Figure collection entries
^^^^^^^^^^^^^^^^

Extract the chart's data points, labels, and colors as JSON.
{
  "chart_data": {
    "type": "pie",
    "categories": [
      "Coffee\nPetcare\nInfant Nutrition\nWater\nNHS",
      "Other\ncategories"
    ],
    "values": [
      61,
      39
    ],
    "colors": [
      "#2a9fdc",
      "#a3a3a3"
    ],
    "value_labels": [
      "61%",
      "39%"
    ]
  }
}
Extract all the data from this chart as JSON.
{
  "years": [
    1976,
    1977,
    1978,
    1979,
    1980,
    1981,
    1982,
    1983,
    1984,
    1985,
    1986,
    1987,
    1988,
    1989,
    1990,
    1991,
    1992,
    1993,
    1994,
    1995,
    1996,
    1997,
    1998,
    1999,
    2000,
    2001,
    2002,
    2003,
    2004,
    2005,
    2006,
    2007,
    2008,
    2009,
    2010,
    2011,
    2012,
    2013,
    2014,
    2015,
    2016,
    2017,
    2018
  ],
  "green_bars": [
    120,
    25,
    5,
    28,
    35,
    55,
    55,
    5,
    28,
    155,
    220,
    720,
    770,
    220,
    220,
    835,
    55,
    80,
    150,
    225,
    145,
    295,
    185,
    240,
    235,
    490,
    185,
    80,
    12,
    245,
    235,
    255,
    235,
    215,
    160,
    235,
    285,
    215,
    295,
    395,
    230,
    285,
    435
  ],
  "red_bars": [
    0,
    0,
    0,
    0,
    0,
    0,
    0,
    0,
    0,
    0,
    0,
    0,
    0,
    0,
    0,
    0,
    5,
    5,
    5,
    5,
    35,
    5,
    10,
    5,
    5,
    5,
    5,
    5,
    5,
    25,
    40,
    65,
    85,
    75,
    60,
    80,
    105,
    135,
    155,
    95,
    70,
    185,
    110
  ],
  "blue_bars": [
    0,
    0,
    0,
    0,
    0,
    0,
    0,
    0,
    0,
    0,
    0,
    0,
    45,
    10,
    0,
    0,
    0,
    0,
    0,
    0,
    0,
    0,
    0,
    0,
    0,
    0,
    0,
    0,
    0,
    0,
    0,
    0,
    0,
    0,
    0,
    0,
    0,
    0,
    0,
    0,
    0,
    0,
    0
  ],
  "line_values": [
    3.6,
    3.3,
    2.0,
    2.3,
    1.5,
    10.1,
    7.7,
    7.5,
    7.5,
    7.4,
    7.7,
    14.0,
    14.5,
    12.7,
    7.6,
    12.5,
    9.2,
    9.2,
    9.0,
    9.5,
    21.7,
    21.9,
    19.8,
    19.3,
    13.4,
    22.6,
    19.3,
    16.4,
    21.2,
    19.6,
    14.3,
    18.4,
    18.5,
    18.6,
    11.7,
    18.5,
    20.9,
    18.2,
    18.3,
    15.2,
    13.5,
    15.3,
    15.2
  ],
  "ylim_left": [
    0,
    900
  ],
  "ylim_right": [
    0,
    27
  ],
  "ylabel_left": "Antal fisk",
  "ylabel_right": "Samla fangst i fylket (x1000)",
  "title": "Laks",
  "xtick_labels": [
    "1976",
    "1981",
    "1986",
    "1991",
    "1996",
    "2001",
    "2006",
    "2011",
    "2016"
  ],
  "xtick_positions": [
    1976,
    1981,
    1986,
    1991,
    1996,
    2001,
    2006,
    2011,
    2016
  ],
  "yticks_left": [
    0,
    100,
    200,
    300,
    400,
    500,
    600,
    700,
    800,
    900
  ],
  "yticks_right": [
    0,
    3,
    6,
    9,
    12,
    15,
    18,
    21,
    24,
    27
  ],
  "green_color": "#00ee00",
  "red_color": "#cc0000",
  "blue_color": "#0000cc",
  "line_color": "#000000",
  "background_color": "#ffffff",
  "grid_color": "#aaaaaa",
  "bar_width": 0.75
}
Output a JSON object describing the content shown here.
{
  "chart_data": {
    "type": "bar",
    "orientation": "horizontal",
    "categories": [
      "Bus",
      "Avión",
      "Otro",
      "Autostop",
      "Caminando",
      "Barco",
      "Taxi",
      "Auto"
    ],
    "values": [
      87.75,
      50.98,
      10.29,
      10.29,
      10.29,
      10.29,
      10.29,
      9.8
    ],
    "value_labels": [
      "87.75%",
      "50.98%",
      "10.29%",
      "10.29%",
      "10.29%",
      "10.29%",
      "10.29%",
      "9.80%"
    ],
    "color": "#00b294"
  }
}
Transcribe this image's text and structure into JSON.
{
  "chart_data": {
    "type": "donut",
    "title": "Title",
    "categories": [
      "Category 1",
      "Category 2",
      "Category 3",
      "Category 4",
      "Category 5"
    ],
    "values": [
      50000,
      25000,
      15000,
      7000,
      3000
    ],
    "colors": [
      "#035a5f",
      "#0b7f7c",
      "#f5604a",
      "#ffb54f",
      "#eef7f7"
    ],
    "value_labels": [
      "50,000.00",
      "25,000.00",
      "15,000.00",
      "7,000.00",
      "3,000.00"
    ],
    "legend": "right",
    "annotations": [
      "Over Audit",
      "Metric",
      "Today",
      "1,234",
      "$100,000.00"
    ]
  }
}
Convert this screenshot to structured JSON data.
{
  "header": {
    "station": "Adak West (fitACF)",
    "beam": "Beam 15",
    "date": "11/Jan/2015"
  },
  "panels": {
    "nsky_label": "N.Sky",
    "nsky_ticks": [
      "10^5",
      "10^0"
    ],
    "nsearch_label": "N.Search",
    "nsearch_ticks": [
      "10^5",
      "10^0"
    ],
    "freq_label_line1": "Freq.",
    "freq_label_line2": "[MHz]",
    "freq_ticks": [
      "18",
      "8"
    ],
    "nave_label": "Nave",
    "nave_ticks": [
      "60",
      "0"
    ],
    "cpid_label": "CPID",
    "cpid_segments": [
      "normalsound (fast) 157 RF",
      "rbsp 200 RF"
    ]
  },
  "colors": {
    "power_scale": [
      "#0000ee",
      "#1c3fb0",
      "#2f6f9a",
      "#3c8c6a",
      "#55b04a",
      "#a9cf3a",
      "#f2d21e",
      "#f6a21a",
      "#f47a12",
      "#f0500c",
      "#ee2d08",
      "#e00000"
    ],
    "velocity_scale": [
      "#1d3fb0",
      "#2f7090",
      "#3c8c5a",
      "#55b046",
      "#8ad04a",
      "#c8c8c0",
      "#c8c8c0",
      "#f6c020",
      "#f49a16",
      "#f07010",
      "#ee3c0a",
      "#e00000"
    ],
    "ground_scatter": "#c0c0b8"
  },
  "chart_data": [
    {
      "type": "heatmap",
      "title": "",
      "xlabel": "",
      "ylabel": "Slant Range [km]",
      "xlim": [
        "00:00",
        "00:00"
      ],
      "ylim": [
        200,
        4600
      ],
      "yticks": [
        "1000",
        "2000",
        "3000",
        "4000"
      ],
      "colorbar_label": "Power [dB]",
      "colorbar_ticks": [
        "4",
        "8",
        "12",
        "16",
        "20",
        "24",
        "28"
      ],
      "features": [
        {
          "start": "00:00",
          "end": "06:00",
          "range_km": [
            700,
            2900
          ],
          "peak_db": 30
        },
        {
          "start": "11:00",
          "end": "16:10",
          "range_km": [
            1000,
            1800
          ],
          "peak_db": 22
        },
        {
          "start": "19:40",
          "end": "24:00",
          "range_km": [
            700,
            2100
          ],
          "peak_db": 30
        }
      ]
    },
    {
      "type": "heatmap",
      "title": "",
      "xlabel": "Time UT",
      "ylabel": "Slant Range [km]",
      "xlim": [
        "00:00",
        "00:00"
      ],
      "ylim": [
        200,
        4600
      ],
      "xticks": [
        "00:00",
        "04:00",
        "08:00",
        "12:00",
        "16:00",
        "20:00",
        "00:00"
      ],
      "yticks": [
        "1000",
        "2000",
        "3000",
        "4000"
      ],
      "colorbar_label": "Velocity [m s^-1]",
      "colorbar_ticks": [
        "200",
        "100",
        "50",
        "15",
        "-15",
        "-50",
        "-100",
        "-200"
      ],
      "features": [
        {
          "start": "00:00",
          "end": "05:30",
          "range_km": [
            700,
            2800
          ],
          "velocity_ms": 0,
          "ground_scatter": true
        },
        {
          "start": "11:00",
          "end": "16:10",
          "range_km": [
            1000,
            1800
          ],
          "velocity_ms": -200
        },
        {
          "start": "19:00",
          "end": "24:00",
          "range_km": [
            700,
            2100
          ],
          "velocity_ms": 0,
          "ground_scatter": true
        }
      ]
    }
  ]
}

^^^^^^^^^^^^^^^^

* [WHAT THE TASK REQUIRES] Filter the data, keeping only the lines that contain "Category".

* [RESULT OF THE TASK]
      "Category 1",
      "Category 2",
      "Category 3",
      "Category 4",
      "Category 5"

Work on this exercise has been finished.